Give an exact transcription of every line, dropping the images.

--- begin Task data ---

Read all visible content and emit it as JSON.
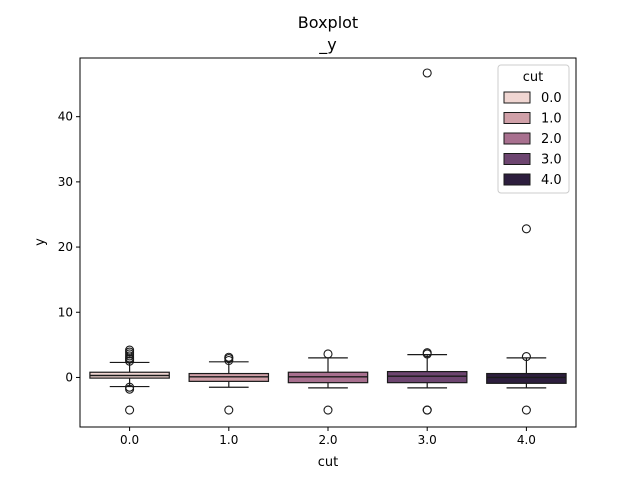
{
  "chart_data": {
    "type": "boxplot",
    "title": "Boxplot\n_y",
    "title_lines": [
      "Boxplot",
      "_y"
    ],
    "xlabel": "cut",
    "ylabel": "y",
    "categories": [
      "0.0",
      "1.0",
      "2.0",
      "3.0",
      "4.0"
    ],
    "ylim": [
      -7.6,
      49.0
    ],
    "yticks": [
      0,
      10,
      20,
      30,
      40
    ],
    "ytick_labels": [
      "0",
      "10",
      "20",
      "30",
      "40"
    ],
    "grid": false,
    "legend": {
      "title": "cut",
      "placement": "top-right",
      "entries": [
        "0.0",
        "1.0",
        "2.0",
        "3.0",
        "4.0"
      ]
    },
    "series": [
      {
        "name": "0.0",
        "color": "#f0d6d2",
        "q1": -0.1,
        "median": 0.3,
        "q3": 0.8,
        "whisker_low": -1.4,
        "whisker_high": 2.3,
        "outliers": [
          2.5,
          2.8,
          3.0,
          3.3,
          3.6,
          3.9,
          4.2,
          -1.5,
          -1.8,
          -5.0
        ]
      },
      {
        "name": "1.0",
        "color": "#d0a0a8",
        "q1": -0.6,
        "median": 0.1,
        "q3": 0.6,
        "whisker_low": -1.5,
        "whisker_high": 2.4,
        "outliers": [
          2.6,
          2.9,
          3.1,
          -5.0
        ]
      },
      {
        "name": "2.0",
        "color": "#a8708f",
        "q1": -0.8,
        "median": 0.1,
        "q3": 0.8,
        "whisker_low": -1.6,
        "whisker_high": 3.0,
        "outliers": [
          3.6,
          -5.0
        ]
      },
      {
        "name": "3.0",
        "color": "#6d4570",
        "q1": -0.8,
        "median": 0.2,
        "q3": 0.9,
        "whisker_low": -1.6,
        "whisker_high": 3.5,
        "outliers": [
          3.6,
          3.8,
          46.7,
          -5.0,
          -5.0
        ]
      },
      {
        "name": "4.0",
        "color": "#2d1e3e",
        "q1": -0.9,
        "median": 0.0,
        "q3": 0.6,
        "whisker_low": -1.6,
        "whisker_high": 3.0,
        "outliers": [
          3.2,
          22.8,
          -5.0
        ]
      }
    ]
  }
}
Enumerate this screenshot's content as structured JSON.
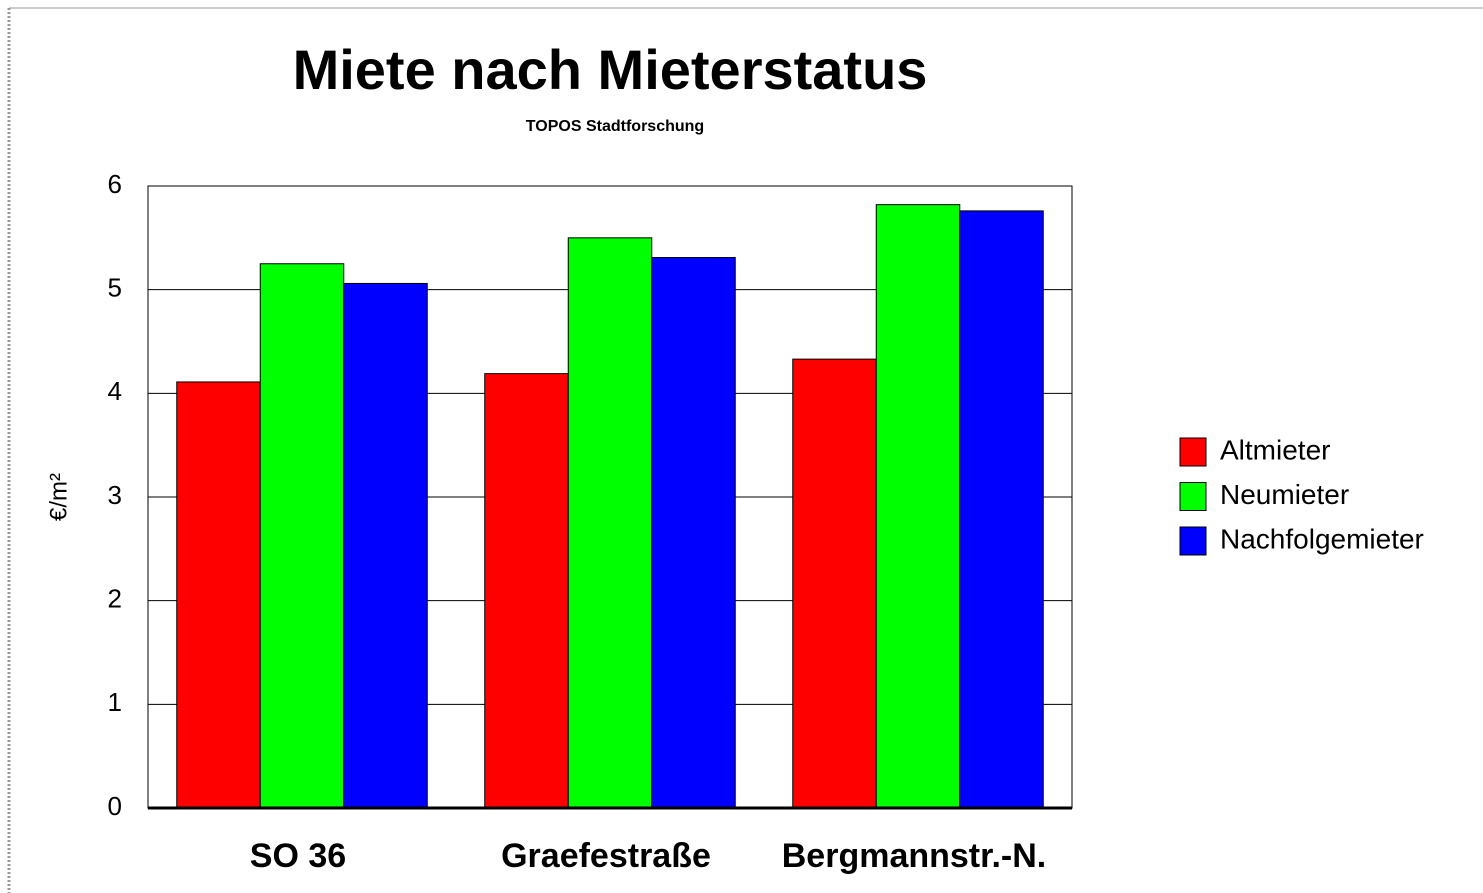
{
  "chart_data": {
    "type": "bar",
    "title": "Miete nach Mieterstatus",
    "subtitle": "TOPOS Stadtforschung",
    "y_label": "€/m²",
    "categories": [
      "SO 36",
      "Graefestraße",
      "Bergmannstr.-N."
    ],
    "series": [
      {
        "name": "Altmieter",
        "color": "#ff0000",
        "values": [
          4.11,
          4.19,
          4.33
        ]
      },
      {
        "name": "Neumieter",
        "color": "#00ff00",
        "values": [
          5.25,
          5.5,
          5.82
        ]
      },
      {
        "name": "Nachfolgemieter",
        "color": "#0000ff",
        "values": [
          5.06,
          5.31,
          5.76
        ]
      }
    ],
    "ylim": [
      0,
      6
    ],
    "yticks": [
      0,
      1,
      2,
      3,
      4,
      5,
      6
    ],
    "grid": true,
    "legend": "right"
  }
}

--- end Task data ---

= Response to this task =
Read all visible content and emit it as JSON.
{
  "chart_data": {
    "type": "boxplot",
    "title": "Boxplot\n_y",
    "title_lines": [
      "Boxplot",
      "_y"
    ],
    "xlabel": "cut",
    "ylabel": "y",
    "categories": [
      "0.0",
      "1.0",
      "2.0",
      "3.0",
      "4.0"
    ],
    "ylim": [
      -7.6,
      49.0
    ],
    "yticks": [
      0,
      10,
      20,
      30,
      40
    ],
    "ytick_labels": [
      "0",
      "10",
      "20",
      "30",
      "40"
    ],
    "grid": false,
    "legend": {
      "title": "cut",
      "placement": "top-right",
      "entries": [
        "0.0",
        "1.0",
        "2.0",
        "3.0",
        "4.0"
      ]
    },
    "series": [
      {
        "name": "0.0",
        "color": "#f0d6d2",
        "q1": -0.1,
        "median": 0.3,
        "q3": 0.8,
        "whisker_low": -1.4,
        "whisker_high": 2.3,
        "outliers": [
          2.5,
          2.8,
          3.0,
          3.3,
          3.6,
          3.9,
          4.2,
          -1.5,
          -1.8,
          -5.0
        ]
      },
      {
        "name": "1.0",
        "color": "#d0a0a8",
        "q1": -0.6,
        "median": 0.1,
        "q3": 0.6,
        "whisker_low": -1.5,
        "whisker_high": 2.4,
        "outliers": [
          2.6,
          2.9,
          3.1,
          -5.0
        ]
      },
      {
        "name": "2.0",
        "color": "#a8708f",
        "q1": -0.8,
        "median": 0.1,
        "q3": 0.8,
        "whisker_low": -1.6,
        "whisker_high": 3.0,
        "outliers": [
          3.6,
          -5.0
        ]
      },
      {
        "name": "3.0",
        "color": "#6d4570",
        "q1": -0.8,
        "median": 0.2,
        "q3": 0.9,
        "whisker_low": -1.6,
        "whisker_high": 3.5,
        "outliers": [
          3.6,
          3.8,
          46.7,
          -5.0,
          -5.0
        ]
      },
      {
        "name": "4.0",
        "color": "#2d1e3e",
        "q1": -0.9,
        "median": 0.0,
        "q3": 0.6,
        "whisker_low": -1.6,
        "whisker_high": 3.0,
        "outliers": [
          3.2,
          22.8,
          -5.0
        ]
      }
    ]
  }
}
Enumerate this screenshot's content as structured JSON.
{
  "chart_data": {
    "type": "bar",
    "title": "Miete nach Mieterstatus",
    "subtitle": "TOPOS Stadtforschung",
    "y_label": "€/m²",
    "categories": [
      "SO 36",
      "Graefestraße",
      "Bergmannstr.-N."
    ],
    "series": [
      {
        "name": "Altmieter",
        "color": "#ff0000",
        "values": [
          4.11,
          4.19,
          4.33
        ]
      },
      {
        "name": "Neumieter",
        "color": "#00ff00",
        "values": [
          5.25,
          5.5,
          5.82
        ]
      },
      {
        "name": "Nachfolgemieter",
        "color": "#0000ff",
        "values": [
          5.06,
          5.31,
          5.76
        ]
      }
    ],
    "ylim": [
      0,
      6
    ],
    "yticks": [
      0,
      1,
      2,
      3,
      4,
      5,
      6
    ],
    "grid": true,
    "legend": "right"
  }
}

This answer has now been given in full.